__PAGE TEXT__:
Let $u = (u_1, u_2)$ and $v = (v_1,v_2)$ for any $u_1,u_2,v_1, v_2, \alpha \in \mathbb R$ then: $$\alpha u + v = \alpha(u_1,u_2)+(v_1,v_2)=(\alpha u_1+v_1,\alpha u_2 + v_2)$$

We calculate $T(\alpha u + v)$: $$T(\alpha u + v)=T(\alpha u_1+v_1,\alpha u_2 + v_2)$$

$$=(2(\alpha u_1+v_1),(\alpha u_1+v_1)+3(\alpha u_2 + v_2))$$

$$=(2 \alpha u_1 + 2v_1,(\alpha u_1+3 \alpha u_2)+(v_1+3v_2))$$

$$=(2\alpha u_1,\alpha u_1+3 \alpha u_2)+(2v_1,v_1+3v_2)$$

$$=\alpha (2u_1, u_1+3u_2)+(2v_1,v_1+3v_2)=\alpha T(u)+T(v)$$

So $T$ is a linear transformation.

__DATASET EXTRACT__:
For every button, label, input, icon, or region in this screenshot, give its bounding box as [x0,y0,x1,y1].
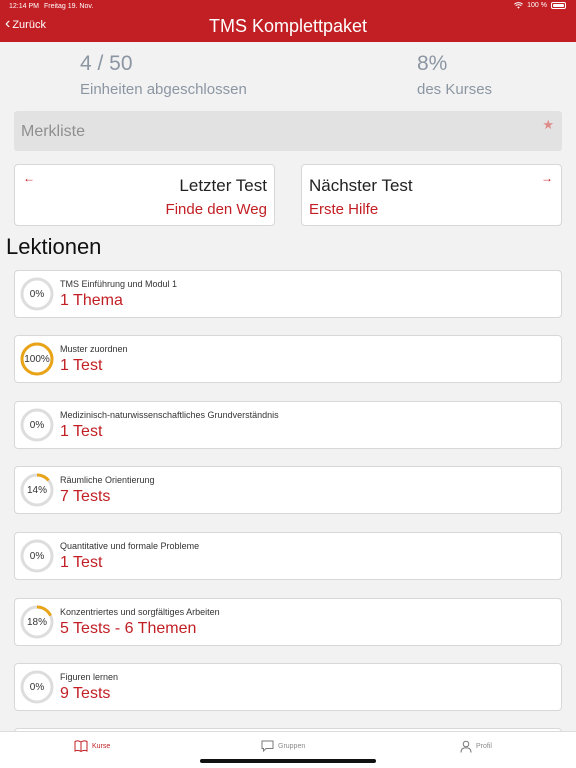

__THINGS TO DO__:
A) In the linearity proof, what final conclusion is drawn about T?
B) Print the part of the linearity proof that opens with the words containing "Let $u = (u_1, u_2)$" and closes with "a linear transformation.".
C) Using the linearity proof, decide whether each statement holds, and back each yes or no with the deciding words quoted from it: (i) the scalar α and the components of u and v are taken to be real numbers; (ii) the proof ends by concluding that T is not a linear transformation; (iii) the vector u is written with three components.

__TASK-BY-TASK RESULTS__:
A) T is a linear transformation.

B)
Let $u = (u_1, u_2)$ and $v = (v_1,v_2)$ for any $u_1,u_2,v_1, v_2, \alpha \in \mathbb R$ then: $$\alpha u + v = \alpha(u_1,u_2)+(v_1,v_2)=(\alpha u_1+v_1,\alpha u_2 + v_2)$$

We calculate $T(\alpha u + v)$: $$T(\alpha u + v)=T(\alpha u_1+v_1,\alpha u_2 + v_2)$$

$$=(2(\alpha u_1+v_1),(\alpha u_1+v_1)+3(\alpha u_2 + v_2))$$

$$=(2 \alpha u_1 + 2v_1,(\alpha u_1+3 \alpha u_2)+(v_1+3v_2))$$

$$=(2\alpha u_1,\alpha u_1+3 \alpha u_2)+(2v_1,v_1+3v_2)$$

$$=\alpha (2u_1, u_1+3u_2)+(2v_1,v_1+3v_2)=\alpha T(u)+T(v)$$

So $T$ is a linear transformation.

C)
(i) Yes: "for any $u_1,u_2,v_1, v_2, \alpha \in \mathbb R$"
(ii) No: "So $T$ is a linear transformation."
(iii) No: "$u = (u_1, u_2)$"